## Short problem
Output the records exactly. Include every line.

Rows from a dataset
_ _ _ _ _

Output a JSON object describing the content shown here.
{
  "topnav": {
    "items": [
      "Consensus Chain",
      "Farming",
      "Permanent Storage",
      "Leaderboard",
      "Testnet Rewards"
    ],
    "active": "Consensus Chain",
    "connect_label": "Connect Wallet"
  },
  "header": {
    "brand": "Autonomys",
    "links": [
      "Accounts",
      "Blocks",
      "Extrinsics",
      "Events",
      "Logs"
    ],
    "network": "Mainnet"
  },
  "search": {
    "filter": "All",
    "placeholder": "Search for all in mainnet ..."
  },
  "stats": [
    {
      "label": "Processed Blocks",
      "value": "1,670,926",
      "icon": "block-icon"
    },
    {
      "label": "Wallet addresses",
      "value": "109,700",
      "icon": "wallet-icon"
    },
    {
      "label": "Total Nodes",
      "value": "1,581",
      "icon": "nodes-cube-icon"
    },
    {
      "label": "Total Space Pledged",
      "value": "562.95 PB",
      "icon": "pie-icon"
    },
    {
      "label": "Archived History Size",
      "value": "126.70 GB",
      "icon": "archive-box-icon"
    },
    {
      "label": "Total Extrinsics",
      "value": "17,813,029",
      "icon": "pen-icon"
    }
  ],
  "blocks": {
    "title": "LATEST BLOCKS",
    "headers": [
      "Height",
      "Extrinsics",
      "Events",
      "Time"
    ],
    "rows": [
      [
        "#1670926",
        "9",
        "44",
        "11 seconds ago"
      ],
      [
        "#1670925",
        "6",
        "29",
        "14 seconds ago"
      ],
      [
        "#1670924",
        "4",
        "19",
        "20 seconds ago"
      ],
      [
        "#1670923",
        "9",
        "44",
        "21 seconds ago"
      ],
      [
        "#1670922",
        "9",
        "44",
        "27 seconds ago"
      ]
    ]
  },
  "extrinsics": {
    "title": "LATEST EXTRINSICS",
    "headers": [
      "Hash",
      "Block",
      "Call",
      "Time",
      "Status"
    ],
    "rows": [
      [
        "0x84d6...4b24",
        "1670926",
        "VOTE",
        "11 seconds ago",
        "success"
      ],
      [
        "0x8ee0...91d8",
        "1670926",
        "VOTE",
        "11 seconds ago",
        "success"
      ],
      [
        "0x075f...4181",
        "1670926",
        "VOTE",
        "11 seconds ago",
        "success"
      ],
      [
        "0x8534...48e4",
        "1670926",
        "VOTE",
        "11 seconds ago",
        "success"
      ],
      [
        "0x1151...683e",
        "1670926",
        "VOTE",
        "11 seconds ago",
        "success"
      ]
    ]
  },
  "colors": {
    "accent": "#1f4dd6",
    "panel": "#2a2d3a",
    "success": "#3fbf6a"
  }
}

_ _ _ _ _

## Exercise answer
Output a JSON object describing the content shown here.
{
  "topnav": {
    "items": [
      "Consensus Chain",
      "Farming",
      "Permanent Storage",
      "Leaderboard",
      "Testnet Rewards"
    ],
    "active": "Consensus Chain",
    "connect_label": "Connect Wallet"
  },
  "header": {
    "brand": "Autonomys",
    "links": [
      "Accounts",
      "Blocks",
      "Extrinsics",
      "Events",
      "Logs"
    ],
    "network": "Mainnet"
  },
  "search": {
    "filter": "All",
    "placeholder": "Search for all in mainnet ..."
  },
  "stats": [
    {
      "label": "Processed Blocks",
      "value": "1,670,926",
      "icon": "block-icon"
    },
    {
      "label": "Wallet addresses",
      "value": "109,700",
      "icon": "wallet-icon"
    },
    {
      "label": "Total Nodes",
      "value": "1,581",
      "icon": "nodes-cube-icon"
    },
    {
      "label": "Total Space Pledged",
      "value": "562.95 PB",
      "icon": "pie-icon"
    },
    {
      "label": "Archived History Size",
      "value": "126.70 GB",
      "icon": "archive-box-icon"
    },
    {
      "label": "Total Extrinsics",
      "value": "17,813,029",
      "icon": "pen-icon"
    }
  ],
  "blocks": {
    "title": "LATEST BLOCKS",
    "headers": [
      "Height",
      "Extrinsics",
      "Events",
      "Time"
    ],
    "rows": [
      [
        "#1670926",
        "9",
        "44",
        "11 seconds ago"
      ],
      [
        "#1670925",
        "6",
        "29",
        "14 seconds ago"
      ],
      [
        "#1670924",
        "4",
        "19",
        "20 seconds ago"
      ],
      [
        "#1670923",
        "9",
        "44",
        "21 seconds ago"
      ],
      [
        "#1670922",
        "9",
        "44",
        "27 seconds ago"
      ]
    ]
  },
  "extrinsics": {
    "title": "LATEST EXTRINSICS",
    "headers": [
      "Hash",
      "Block",
      "Call",
      "Time",
      "Status"
    ],
    "rows": [
      [
        "0x84d6...4b24",
        "1670926",
        "VOTE",
        "11 seconds ago",
        "success"
      ],
      [
        "0x8ee0...91d8",
        "1670926",
        "VOTE",
        "11 seconds ago",
        "success"
      ],
      [
        "0x075f...4181",
        "1670926",
        "VOTE",
        "11 seconds ago",
        "success"
      ],
      [
        "0x8534...48e4",
        "1670926",
        "VOTE",
        "11 seconds ago",
        "success"
      ],
      [
        "0x1151...683e",
        "1670926",
        "VOTE",
        "11 seconds ago",
        "success"
      ]
    ]
  },
  "colors": {
    "accent": "#1f4dd6",
    "panel": "#2a2d3a",
    "success": "#3fbf6a"
  }
}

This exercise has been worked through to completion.